### What you will do
Retype everything from "Avoiding specifics in" down to "the United States." in the article on regulatory reform below, word for word.

### Quoted passage
Five Guiding Thoughts for Regulatory Reform in the Next Administration: It's Time to Move Past Vague Platitudes

By Batkins, Sam; Brannon, Ike | Regulation, Winter 2016 | Go to article overview

Five Guiding Thoughts for Regulatory Reform in the Next Administration: It's Time to Move Past Vague Platitudes


Batkins, Sam, Brannon, Ike, Regulation


Political candidates are fond of giving lip service to the idea of fixing the regulatory climate that costs businesses and consumers billions of dollars a year. However, wise campaigns invariably avoid providing any substantive details on how to improve the existing regulatory apparatus beyond reciting a few vague platitudes, most of which sound eminently reasonable but would do nothing to improve the status quo.

Avoiding specifics in this arena (and all other areas of policy arcana for that matter) is probably a wise political move for any presidential campaign, but a lack of specificity means that each new administration has no mandate to reform the regulatory apparatus. What's more, such reform is difficult to do on the fly: after the busy task of issuing and approving regulations has already begun, an administration intent on imposing limits on the regulatory state invariably gets bogged down fighting the daily battles and does not engage in a new war over the issue. Without a reform plan that's ready to go from the beginning, it becomes practically impossible to achieve meaningful changes in how we do regulatory policy in the United States.

Document understanding data:
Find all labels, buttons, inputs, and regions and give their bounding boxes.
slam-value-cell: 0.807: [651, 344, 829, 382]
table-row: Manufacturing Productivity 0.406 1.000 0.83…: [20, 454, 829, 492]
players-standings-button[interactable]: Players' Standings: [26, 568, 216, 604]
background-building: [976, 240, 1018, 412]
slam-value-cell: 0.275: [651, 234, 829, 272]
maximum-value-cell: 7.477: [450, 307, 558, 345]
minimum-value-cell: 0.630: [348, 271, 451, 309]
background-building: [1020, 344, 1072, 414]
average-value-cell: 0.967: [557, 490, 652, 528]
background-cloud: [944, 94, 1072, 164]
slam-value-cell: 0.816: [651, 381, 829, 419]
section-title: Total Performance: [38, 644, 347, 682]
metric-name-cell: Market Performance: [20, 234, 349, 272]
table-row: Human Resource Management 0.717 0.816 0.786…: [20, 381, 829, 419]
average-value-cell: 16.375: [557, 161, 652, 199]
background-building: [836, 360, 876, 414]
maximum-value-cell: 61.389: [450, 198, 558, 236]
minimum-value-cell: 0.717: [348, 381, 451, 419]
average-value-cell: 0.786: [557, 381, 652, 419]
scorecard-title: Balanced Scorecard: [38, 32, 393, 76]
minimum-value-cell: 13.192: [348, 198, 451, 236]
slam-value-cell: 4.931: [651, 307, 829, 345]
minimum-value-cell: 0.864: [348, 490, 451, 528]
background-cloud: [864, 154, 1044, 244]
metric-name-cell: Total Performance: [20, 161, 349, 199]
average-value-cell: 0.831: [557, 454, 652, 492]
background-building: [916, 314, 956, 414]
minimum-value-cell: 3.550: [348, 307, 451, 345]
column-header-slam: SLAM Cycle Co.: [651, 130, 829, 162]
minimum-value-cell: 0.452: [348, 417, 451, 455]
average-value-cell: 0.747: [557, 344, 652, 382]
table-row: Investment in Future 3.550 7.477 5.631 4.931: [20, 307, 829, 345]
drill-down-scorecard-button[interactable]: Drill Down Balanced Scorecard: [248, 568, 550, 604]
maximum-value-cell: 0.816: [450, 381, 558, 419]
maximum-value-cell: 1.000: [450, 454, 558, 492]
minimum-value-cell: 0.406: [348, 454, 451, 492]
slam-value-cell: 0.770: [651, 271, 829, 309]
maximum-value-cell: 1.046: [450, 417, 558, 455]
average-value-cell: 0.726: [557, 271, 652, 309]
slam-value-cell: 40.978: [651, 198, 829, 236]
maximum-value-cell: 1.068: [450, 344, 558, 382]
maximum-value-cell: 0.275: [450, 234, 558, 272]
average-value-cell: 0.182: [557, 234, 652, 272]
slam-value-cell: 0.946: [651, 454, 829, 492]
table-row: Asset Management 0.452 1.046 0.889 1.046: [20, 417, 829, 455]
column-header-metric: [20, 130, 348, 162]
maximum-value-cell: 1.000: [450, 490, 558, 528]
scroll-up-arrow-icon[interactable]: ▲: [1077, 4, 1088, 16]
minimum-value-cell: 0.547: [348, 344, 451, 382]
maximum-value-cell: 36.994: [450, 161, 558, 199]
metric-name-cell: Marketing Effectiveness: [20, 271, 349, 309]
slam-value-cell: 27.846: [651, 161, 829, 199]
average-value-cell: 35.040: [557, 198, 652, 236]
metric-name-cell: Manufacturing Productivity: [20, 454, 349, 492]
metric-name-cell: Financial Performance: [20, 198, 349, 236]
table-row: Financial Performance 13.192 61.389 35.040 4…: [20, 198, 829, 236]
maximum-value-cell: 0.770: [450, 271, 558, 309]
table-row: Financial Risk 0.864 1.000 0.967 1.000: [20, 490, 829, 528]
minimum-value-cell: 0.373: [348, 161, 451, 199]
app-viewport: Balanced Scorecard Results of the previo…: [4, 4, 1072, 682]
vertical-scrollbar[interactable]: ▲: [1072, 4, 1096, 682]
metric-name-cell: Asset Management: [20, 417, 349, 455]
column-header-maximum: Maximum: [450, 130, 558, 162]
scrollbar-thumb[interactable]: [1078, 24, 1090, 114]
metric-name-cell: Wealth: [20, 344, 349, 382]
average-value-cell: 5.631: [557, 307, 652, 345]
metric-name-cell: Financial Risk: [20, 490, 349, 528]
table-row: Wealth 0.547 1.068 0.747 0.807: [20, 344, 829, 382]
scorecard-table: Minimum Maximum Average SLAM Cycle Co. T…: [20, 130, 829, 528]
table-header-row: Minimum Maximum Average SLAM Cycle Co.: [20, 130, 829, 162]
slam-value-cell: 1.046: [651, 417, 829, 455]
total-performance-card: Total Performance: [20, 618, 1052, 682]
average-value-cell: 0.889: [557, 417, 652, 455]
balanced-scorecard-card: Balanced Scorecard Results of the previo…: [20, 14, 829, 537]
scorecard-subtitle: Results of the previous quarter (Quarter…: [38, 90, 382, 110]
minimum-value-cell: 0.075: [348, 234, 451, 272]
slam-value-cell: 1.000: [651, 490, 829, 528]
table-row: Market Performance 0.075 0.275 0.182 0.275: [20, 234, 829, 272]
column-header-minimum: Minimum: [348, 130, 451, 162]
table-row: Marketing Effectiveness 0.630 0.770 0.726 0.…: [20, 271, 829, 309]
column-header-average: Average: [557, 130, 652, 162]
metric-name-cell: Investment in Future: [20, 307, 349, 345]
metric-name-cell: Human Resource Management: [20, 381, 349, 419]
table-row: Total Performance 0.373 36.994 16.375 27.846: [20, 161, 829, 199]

### Task output
Avoiding specifics in this arena (and all other areas of policy arcana for that matter) is probably a wise political move for any presidential campaign, but a lack of specificity means that each new administration has no mandate to reform the regulatory apparatus. What's more, such reform is difficult to do on the fly: after the busy task of issuing and approving regulations has already begun, an administration intent on imposing limits on the regulatory state invariably gets bogged down fighting the daily battles and does not engage in a new war over the issue. Without a reform plan that's ready to go from the beginning, it becomes practically impossible to achieve meaningful changes in how we do regulatory policy in the United States.